Transcribe the records in full, keeping every character as it is.

:: DATA FOR THIS EXERCISE

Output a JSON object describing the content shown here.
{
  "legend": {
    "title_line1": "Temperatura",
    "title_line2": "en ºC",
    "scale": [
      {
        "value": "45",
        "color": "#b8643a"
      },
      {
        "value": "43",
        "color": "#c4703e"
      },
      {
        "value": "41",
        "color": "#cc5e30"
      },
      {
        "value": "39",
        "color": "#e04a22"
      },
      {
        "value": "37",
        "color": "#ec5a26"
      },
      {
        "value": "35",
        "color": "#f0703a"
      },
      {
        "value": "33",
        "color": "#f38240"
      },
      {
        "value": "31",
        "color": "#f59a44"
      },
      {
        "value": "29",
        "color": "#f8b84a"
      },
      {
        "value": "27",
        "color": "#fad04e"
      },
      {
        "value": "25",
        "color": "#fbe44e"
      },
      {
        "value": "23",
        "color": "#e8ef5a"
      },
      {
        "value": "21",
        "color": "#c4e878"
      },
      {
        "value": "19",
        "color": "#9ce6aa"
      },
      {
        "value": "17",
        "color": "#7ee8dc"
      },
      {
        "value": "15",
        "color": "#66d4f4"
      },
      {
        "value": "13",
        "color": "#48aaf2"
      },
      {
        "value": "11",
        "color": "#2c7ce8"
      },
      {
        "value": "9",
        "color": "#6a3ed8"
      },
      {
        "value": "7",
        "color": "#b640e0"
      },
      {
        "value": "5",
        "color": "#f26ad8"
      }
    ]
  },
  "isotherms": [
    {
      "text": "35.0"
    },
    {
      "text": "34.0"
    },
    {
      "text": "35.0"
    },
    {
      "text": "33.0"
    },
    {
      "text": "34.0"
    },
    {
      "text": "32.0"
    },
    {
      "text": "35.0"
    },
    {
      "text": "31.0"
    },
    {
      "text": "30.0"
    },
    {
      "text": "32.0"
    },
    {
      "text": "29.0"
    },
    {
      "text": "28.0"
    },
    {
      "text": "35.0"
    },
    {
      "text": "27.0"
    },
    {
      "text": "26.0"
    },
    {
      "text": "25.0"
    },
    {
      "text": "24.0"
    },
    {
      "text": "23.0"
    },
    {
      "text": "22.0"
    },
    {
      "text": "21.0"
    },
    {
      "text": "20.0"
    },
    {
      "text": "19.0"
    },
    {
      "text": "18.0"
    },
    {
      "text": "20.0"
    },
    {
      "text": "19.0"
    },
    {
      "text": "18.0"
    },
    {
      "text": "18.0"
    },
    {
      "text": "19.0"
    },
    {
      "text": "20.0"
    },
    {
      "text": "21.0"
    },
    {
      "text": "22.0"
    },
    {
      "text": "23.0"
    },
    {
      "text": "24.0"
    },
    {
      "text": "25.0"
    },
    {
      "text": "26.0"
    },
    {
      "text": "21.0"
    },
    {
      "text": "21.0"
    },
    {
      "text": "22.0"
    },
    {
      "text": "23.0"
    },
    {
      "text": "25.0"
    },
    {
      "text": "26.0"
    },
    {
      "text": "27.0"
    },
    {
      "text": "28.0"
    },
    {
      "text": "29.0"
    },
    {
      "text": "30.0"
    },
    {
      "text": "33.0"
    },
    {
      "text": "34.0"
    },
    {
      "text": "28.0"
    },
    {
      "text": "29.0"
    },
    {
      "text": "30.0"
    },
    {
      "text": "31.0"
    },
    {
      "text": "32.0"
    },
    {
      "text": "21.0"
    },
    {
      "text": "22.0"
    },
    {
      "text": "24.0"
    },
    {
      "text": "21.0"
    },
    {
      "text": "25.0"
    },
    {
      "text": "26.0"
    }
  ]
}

::::

> **COMPLETE RESPONSE**:
Output a JSON object describing the content shown here.
{
  "legend": {
    "title_line1": "Temperatura",
    "title_line2": "en ºC",
    "scale": [
      {
        "value": "45",
        "color": "#b8643a"
      },
      {
        "value": "43",
        "color": "#c4703e"
      },
      {
        "value": "41",
        "color": "#cc5e30"
      },
      {
        "value": "39",
        "color": "#e04a22"
      },
      {
        "value": "37",
        "color": "#ec5a26"
      },
      {
        "value": "35",
        "color": "#f0703a"
      },
      {
        "value": "33",
        "color": "#f38240"
      },
      {
        "value": "31",
        "color": "#f59a44"
      },
      {
        "value": "29",
        "color": "#f8b84a"
      },
      {
        "value": "27",
        "color": "#fad04e"
      },
      {
        "value": "25",
        "color": "#fbe44e"
      },
      {
        "value": "23",
        "color": "#e8ef5a"
      },
      {
        "value": "21",
        "color": "#c4e878"
      },
      {
        "value": "19",
        "color": "#9ce6aa"
      },
      {
        "value": "17",
        "color": "#7ee8dc"
      },
      {
        "value": "15",
        "color": "#66d4f4"
      },
      {
        "value": "13",
        "color": "#48aaf2"
      },
      {
        "value": "11",
        "color": "#2c7ce8"
      },
      {
        "value": "9",
        "color": "#6a3ed8"
      },
      {
        "value": "7",
        "color": "#b640e0"
      },
      {
        "value": "5",
        "color": "#f26ad8"
      }
    ]
  },
  "isotherms": [
    {
      "text": "35.0"
    },
    {
      "text": "34.0"
    },
    {
      "text": "35.0"
    },
    {
      "text": "33.0"
    },
    {
      "text": "34.0"
    },
    {
      "text": "32.0"
    },
    {
      "text": "35.0"
    },
    {
      "text": "31.0"
    },
    {
      "text": "30.0"
    },
    {
      "text": "32.0"
    },
    {
      "text": "29.0"
    },
    {
      "text": "28.0"
    },
    {
      "text": "35.0"
    },
    {
      "text": "27.0"
    },
    {
      "text": "26.0"
    },
    {
      "text": "25.0"
    },
    {
      "text": "24.0"
    },
    {
      "text": "23.0"
    },
    {
      "text": "22.0"
    },
    {
      "text": "21.0"
    },
    {
      "text": "20.0"
    },
    {
      "text": "19.0"
    },
    {
      "text": "18.0"
    },
    {
      "text": "20.0"
    },
    {
      "text": "19.0"
    },
    {
      "text": "18.0"
    },
    {
      "text": "18.0"
    },
    {
      "text": "19.0"
    },
    {
      "text": "20.0"
    },
    {
      "text": "21.0"
    },
    {
      "text": "22.0"
    },
    {
      "text": "23.0"
    },
    {
      "text": "24.0"
    },
    {
      "text": "25.0"
    },
    {
      "text": "26.0"
    },
    {
      "text": "21.0"
    },
    {
      "text": "21.0"
    },
    {
      "text": "22.0"
    },
    {
      "text": "23.0"
    },
    {
      "text": "25.0"
    },
    {
      "text": "26.0"
    },
    {
      "text": "27.0"
    },
    {
      "text": "28.0"
    },
    {
      "text": "29.0"
    },
    {
      "text": "30.0"
    },
    {
      "text": "33.0"
    },
    {
      "text": "34.0"
    },
    {
      "text": "28.0"
    },
    {
      "text": "29.0"
    },
    {
      "text": "30.0"
    },
    {
      "text": "31.0"
    },
    {
      "text": "32.0"
    },
    {
      "text": "21.0"
    },
    {
      "text": "22.0"
    },
    {
      "text": "24.0"
    },
    {
      "text": "21.0"
    },
    {
      "text": "25.0"
    },
    {
      "text": "26.0"
    }
  ]
}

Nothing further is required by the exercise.